⟨
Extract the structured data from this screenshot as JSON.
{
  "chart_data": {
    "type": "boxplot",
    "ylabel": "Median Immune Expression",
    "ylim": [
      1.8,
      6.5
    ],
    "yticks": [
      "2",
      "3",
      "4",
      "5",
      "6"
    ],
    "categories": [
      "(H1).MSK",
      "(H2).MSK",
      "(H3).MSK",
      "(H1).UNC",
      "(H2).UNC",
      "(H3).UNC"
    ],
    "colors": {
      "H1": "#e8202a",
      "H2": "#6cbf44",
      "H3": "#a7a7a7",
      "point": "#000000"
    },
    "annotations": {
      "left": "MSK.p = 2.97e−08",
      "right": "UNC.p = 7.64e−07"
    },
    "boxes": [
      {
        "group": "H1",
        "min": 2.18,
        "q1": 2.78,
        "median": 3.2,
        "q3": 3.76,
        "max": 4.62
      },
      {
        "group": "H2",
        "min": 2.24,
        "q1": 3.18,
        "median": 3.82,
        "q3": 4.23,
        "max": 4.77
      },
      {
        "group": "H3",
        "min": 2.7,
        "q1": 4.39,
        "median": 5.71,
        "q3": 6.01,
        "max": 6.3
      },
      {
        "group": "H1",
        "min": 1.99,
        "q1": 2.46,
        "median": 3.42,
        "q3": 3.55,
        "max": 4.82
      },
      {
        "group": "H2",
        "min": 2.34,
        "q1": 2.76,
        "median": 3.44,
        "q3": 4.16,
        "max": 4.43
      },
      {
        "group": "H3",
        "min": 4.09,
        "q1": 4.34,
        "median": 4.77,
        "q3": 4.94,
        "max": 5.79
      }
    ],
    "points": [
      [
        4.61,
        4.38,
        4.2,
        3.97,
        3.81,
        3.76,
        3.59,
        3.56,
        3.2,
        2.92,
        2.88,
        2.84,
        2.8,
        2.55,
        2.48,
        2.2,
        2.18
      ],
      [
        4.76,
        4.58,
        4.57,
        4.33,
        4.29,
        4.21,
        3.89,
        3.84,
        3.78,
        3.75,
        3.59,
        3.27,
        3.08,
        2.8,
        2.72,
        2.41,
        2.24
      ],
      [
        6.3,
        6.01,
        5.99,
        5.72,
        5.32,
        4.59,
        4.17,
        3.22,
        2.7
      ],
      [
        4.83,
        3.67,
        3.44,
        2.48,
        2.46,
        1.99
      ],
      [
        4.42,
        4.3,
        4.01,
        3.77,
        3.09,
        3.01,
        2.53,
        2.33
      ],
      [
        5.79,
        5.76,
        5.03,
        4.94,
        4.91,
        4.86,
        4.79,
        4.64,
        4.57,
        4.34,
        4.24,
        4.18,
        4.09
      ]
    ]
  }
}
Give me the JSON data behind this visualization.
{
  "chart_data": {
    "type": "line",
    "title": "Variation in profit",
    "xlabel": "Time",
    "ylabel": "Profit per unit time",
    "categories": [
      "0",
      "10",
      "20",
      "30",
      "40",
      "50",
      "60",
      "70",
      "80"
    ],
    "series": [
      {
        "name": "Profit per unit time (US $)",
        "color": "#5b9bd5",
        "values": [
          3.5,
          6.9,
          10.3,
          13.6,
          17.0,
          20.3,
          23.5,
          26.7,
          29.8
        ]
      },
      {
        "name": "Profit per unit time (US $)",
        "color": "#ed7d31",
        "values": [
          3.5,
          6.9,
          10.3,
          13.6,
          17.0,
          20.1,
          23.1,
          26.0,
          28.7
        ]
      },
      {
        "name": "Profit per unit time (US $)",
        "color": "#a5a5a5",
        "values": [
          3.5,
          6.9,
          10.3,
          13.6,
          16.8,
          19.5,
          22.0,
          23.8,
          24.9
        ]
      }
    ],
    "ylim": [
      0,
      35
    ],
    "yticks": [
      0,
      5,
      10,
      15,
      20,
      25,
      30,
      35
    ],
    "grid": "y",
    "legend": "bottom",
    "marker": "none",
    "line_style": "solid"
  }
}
⟩
⟨
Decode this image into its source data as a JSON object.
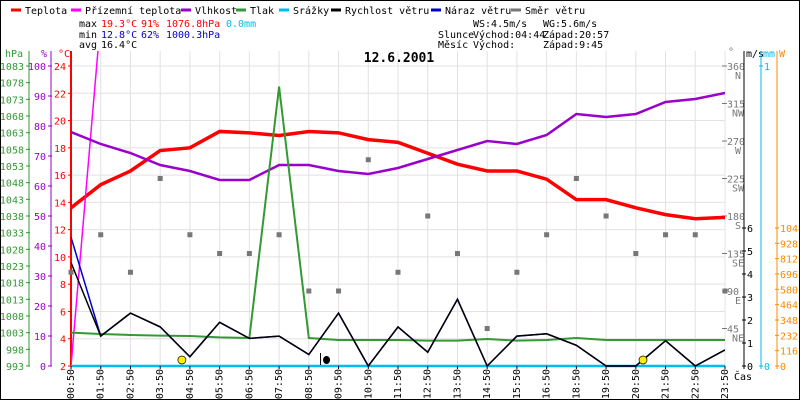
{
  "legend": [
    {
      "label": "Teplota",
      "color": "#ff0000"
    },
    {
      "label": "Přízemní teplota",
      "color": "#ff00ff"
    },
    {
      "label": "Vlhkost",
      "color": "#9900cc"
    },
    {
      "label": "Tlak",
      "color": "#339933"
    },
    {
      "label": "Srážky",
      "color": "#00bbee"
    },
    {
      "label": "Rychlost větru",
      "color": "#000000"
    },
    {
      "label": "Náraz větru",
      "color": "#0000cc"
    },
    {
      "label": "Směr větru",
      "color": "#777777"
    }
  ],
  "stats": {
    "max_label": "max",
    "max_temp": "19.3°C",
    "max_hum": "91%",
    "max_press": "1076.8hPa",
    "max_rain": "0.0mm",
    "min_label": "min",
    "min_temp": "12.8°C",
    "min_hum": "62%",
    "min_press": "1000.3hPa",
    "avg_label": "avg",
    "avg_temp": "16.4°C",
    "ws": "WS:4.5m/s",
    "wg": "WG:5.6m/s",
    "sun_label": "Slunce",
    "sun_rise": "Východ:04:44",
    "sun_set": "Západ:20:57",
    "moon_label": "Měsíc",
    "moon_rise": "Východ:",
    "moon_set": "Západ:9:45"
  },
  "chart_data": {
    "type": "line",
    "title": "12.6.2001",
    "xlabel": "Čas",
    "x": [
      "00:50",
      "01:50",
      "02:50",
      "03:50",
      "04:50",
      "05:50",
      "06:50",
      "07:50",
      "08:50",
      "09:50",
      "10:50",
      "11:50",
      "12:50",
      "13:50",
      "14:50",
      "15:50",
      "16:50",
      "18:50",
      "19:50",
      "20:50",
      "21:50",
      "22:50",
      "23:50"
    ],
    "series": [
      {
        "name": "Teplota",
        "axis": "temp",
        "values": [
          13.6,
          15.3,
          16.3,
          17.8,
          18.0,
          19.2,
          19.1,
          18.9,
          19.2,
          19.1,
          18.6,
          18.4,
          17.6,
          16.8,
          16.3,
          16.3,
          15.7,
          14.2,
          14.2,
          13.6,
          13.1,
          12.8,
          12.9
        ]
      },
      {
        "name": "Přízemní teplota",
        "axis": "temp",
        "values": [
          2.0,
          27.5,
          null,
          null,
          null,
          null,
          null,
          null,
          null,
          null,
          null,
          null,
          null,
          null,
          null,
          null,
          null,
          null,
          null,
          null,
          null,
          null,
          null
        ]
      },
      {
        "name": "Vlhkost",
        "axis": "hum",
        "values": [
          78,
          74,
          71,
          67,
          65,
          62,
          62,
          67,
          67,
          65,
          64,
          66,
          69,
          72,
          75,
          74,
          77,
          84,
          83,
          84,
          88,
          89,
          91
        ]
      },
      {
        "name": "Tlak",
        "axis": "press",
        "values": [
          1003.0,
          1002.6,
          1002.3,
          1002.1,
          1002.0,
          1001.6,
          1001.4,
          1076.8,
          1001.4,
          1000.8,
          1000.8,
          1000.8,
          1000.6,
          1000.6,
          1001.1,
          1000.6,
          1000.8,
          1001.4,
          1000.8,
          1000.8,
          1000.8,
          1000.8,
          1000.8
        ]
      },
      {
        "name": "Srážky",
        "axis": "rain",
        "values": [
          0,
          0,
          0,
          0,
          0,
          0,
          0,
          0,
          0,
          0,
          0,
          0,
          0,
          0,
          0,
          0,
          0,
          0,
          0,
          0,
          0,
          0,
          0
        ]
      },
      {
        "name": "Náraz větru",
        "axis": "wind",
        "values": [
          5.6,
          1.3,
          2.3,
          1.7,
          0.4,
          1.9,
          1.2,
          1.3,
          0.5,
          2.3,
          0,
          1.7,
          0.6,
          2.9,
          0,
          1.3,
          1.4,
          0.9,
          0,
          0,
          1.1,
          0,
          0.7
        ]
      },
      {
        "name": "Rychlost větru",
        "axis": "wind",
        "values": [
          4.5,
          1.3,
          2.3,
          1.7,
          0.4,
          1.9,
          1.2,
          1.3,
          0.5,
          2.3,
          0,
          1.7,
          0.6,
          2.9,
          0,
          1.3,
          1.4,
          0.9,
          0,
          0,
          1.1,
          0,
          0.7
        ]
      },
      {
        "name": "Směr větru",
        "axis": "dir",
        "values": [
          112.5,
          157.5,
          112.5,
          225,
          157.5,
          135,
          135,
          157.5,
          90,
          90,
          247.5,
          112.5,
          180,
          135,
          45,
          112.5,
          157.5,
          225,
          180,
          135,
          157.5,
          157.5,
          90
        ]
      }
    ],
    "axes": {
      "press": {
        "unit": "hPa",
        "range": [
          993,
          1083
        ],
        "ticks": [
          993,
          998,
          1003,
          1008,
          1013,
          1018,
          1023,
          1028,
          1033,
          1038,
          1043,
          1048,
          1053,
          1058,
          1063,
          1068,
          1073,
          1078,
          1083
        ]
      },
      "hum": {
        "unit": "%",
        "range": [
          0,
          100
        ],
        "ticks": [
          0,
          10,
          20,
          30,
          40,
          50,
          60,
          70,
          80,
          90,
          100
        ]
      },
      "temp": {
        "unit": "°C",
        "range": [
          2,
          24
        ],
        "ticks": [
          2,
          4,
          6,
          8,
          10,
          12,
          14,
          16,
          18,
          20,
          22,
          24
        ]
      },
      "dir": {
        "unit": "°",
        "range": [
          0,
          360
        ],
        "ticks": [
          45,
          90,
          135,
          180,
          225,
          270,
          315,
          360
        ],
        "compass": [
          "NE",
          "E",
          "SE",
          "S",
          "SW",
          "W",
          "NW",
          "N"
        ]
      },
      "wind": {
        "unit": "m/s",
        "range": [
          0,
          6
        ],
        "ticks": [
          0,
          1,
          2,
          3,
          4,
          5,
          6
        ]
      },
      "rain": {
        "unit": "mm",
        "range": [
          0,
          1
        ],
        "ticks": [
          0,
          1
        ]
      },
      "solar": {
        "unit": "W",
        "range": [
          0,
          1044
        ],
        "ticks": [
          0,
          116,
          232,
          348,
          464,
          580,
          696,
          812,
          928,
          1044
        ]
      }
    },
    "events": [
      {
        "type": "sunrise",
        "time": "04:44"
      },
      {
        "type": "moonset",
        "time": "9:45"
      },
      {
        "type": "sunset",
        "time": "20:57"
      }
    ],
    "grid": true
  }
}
⟩
⟨
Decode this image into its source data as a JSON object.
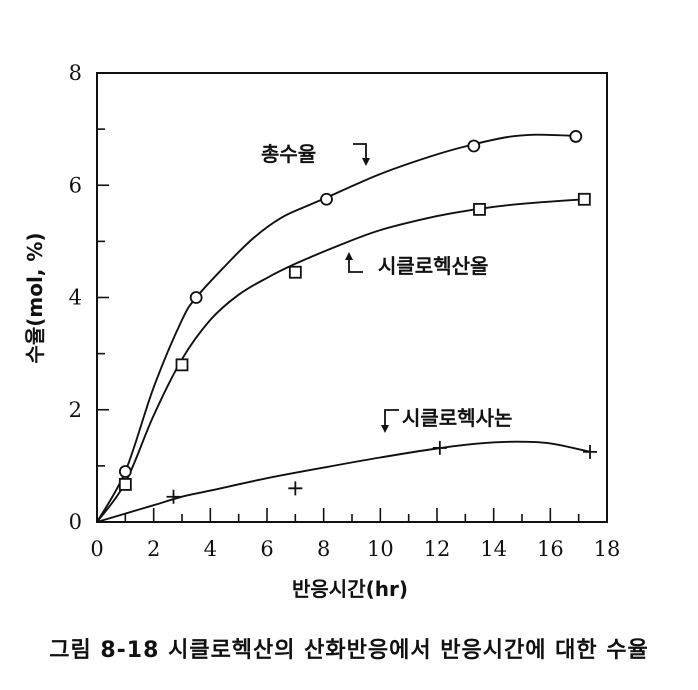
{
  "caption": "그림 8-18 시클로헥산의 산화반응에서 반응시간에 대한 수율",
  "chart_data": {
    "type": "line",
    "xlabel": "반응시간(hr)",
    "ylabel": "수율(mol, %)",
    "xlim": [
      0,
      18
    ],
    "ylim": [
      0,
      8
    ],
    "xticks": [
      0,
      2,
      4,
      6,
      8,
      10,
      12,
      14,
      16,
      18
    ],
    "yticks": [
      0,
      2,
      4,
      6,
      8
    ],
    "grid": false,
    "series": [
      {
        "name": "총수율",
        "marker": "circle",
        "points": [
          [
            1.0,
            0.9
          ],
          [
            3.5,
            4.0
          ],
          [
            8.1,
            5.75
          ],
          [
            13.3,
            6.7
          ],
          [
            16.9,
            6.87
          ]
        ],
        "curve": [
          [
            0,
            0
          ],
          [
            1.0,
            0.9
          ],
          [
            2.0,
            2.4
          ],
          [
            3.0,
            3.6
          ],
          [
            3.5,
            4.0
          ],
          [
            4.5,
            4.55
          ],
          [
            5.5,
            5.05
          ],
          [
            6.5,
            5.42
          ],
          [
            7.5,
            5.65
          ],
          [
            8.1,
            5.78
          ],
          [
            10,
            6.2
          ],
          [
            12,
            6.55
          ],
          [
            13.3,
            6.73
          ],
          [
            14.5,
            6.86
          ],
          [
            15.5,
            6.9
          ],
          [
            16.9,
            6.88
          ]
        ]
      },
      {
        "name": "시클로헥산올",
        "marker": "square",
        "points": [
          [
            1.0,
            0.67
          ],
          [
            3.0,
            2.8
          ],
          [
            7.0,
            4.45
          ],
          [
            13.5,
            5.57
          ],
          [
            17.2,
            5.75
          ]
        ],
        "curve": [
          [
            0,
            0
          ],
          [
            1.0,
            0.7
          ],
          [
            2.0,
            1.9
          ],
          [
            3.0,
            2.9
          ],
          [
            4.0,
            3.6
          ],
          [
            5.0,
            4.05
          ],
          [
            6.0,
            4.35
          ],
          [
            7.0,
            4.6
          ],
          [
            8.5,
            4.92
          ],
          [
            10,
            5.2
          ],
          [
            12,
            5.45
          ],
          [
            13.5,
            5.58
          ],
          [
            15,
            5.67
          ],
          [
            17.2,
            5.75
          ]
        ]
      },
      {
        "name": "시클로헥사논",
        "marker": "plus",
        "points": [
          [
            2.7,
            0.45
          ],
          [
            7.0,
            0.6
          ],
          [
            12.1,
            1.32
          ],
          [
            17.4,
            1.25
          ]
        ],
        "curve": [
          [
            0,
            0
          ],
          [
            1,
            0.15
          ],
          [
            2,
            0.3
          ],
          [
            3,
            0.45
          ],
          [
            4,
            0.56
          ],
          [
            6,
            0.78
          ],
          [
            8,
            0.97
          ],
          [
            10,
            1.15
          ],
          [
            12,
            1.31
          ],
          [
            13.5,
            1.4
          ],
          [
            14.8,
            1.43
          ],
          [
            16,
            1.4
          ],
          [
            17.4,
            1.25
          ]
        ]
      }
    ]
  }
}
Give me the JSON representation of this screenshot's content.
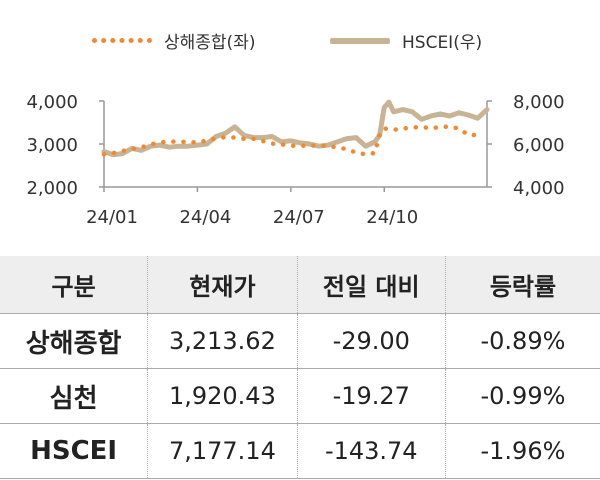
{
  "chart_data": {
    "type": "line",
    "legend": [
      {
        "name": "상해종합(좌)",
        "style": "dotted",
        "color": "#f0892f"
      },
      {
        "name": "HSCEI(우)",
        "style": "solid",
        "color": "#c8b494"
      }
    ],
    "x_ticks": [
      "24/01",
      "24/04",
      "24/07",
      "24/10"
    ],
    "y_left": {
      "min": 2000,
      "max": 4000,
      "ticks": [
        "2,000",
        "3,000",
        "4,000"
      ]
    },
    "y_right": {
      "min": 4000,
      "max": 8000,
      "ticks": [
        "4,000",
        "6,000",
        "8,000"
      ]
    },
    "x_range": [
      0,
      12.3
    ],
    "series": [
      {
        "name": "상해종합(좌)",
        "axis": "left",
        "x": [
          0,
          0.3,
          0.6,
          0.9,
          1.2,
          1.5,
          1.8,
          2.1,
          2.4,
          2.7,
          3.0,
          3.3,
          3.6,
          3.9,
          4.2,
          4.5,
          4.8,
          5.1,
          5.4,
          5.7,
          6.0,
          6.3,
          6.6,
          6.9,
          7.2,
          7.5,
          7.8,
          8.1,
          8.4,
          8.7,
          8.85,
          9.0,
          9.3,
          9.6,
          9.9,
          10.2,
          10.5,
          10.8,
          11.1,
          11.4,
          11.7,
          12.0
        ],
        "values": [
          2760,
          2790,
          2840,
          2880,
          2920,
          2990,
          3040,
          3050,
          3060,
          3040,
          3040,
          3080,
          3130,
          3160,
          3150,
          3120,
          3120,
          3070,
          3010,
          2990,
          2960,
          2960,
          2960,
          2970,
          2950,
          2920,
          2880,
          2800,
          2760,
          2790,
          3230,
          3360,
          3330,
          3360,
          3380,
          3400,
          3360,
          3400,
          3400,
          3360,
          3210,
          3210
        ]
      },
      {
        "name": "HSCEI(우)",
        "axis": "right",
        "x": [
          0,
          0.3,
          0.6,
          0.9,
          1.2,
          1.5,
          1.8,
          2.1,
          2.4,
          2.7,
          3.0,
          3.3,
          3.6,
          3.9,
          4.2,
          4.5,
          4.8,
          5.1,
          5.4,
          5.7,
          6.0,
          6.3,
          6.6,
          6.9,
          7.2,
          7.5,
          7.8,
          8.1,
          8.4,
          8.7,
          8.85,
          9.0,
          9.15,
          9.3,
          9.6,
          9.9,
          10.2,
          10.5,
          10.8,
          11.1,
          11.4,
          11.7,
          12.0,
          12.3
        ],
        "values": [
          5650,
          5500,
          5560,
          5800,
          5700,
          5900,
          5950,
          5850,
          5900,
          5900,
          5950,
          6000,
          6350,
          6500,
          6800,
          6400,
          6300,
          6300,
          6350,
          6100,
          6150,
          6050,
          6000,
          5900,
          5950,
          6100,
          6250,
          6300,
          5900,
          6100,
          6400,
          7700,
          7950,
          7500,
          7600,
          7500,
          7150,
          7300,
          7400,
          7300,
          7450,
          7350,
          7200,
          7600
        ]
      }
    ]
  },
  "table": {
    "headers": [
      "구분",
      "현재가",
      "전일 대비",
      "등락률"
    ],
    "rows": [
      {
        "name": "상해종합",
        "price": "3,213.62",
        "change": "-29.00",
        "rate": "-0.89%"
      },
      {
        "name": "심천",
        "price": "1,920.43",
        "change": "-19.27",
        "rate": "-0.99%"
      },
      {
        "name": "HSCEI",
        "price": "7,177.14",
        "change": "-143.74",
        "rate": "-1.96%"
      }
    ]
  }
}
⟩
# [THE PROBLEM]
Scan the material above for the string "title" and return the lines that hold it.

# [WORKED ANSWER]
    "title": "Variation in profit",
    "title": "12.6.2001",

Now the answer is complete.